───── EXERCISE MATERIAL ─────
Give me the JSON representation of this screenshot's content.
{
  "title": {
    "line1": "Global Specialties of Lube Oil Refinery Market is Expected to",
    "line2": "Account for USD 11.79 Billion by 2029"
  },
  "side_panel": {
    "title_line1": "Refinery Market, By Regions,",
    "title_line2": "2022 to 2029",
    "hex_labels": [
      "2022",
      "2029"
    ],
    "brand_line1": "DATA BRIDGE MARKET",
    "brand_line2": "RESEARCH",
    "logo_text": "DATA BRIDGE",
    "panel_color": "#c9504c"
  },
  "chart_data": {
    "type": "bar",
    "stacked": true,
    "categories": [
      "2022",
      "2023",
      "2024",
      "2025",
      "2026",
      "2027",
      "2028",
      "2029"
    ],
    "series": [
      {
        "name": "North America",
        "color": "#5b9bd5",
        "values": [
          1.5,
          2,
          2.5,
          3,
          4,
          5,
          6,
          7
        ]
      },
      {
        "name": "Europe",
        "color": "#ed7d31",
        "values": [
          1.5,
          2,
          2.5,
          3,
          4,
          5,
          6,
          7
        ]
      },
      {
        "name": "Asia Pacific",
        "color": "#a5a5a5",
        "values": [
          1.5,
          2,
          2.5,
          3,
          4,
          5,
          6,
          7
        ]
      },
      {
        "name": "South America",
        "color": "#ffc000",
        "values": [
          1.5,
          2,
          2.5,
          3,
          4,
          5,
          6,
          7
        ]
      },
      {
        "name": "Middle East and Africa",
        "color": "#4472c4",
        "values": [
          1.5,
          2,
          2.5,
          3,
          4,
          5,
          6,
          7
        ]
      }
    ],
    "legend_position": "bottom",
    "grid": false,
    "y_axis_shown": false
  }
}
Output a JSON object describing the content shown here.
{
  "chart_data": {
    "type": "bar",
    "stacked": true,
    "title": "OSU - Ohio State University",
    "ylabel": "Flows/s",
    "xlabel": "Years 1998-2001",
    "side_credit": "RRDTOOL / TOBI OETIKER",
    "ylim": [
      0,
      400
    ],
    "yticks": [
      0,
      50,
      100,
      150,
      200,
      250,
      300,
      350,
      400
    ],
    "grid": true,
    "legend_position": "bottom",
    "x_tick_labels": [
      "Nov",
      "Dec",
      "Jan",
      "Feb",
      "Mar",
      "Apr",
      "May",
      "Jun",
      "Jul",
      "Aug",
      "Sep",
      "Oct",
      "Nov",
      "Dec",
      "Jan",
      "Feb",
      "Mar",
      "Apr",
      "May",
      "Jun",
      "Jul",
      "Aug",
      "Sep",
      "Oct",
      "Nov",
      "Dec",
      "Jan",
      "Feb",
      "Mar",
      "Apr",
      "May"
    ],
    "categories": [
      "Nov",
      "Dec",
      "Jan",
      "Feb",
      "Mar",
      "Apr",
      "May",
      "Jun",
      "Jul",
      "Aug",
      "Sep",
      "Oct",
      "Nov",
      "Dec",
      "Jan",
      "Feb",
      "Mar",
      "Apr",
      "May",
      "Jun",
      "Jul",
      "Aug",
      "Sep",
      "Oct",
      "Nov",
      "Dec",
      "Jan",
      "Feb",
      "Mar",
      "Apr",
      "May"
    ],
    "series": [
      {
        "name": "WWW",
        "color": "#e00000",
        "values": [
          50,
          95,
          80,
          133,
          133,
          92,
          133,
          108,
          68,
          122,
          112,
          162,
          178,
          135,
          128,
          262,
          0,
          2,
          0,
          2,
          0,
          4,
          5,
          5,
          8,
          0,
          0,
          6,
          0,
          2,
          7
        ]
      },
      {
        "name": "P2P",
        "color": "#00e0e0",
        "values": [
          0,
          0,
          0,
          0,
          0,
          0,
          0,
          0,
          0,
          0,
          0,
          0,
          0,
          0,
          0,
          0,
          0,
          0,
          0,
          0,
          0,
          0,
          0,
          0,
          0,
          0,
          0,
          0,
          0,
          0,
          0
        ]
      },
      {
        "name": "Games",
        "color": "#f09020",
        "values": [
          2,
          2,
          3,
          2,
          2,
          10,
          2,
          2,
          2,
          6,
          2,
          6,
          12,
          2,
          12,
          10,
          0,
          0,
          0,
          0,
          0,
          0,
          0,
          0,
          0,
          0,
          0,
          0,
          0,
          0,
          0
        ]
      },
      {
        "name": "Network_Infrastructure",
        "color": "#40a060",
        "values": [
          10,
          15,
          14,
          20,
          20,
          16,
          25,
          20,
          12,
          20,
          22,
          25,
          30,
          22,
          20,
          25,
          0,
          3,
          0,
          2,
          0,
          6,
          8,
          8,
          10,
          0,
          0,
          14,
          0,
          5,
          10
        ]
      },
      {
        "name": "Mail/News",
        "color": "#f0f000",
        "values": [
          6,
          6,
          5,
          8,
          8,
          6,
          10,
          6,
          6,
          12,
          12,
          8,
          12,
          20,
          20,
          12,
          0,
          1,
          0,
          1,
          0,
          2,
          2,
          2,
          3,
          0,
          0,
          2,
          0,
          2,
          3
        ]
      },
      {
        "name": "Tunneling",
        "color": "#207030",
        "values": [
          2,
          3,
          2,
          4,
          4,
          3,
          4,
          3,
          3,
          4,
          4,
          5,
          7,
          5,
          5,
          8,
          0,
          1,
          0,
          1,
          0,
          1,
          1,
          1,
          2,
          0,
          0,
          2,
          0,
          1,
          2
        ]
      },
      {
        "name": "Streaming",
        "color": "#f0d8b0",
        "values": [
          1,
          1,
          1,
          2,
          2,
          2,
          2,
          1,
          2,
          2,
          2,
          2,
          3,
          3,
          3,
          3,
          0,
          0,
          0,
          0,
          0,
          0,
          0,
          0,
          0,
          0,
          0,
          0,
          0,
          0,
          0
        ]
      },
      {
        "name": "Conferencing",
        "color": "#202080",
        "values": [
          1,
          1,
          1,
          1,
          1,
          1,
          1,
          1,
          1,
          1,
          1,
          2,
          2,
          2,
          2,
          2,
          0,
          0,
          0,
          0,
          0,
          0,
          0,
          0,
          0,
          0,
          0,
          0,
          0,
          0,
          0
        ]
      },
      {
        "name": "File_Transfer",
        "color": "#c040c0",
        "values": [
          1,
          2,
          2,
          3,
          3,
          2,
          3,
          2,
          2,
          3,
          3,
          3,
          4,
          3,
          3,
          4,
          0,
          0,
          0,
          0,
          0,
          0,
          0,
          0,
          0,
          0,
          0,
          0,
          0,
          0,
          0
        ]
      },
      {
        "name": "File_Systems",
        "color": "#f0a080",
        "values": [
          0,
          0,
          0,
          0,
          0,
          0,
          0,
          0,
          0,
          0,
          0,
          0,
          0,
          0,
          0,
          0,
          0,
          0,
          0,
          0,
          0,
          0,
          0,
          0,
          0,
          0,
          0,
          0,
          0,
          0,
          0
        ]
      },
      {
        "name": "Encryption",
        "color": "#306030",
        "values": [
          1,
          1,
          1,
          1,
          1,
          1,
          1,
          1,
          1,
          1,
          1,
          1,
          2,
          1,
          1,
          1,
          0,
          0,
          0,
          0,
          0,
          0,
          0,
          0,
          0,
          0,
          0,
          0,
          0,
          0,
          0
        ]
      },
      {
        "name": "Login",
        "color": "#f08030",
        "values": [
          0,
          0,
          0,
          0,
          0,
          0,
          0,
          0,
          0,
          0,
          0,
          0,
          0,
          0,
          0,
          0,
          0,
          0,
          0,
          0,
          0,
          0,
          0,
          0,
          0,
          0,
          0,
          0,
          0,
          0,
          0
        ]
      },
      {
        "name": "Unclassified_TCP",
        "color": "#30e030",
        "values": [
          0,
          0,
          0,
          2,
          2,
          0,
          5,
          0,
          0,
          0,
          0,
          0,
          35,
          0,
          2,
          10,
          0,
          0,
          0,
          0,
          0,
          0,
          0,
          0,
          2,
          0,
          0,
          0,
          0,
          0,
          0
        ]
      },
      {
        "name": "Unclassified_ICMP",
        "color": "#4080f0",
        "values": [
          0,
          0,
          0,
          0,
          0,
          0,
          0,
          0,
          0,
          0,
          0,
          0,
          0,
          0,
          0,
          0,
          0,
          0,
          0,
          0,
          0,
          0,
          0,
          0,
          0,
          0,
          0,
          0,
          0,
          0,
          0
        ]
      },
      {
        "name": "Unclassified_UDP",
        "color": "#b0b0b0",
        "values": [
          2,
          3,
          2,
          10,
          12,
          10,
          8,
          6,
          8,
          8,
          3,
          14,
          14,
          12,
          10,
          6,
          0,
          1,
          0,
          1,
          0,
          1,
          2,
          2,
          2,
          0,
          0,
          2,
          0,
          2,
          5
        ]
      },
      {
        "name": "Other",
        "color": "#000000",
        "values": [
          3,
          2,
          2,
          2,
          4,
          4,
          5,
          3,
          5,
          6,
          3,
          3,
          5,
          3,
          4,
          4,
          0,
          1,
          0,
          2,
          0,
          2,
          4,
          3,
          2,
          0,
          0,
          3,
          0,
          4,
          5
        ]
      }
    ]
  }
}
─────
■ **SET PROBLEM**
Reply with nothing but the number of lines in the data above that contain "BRIDGE".

■ **FINAL RESULT**
2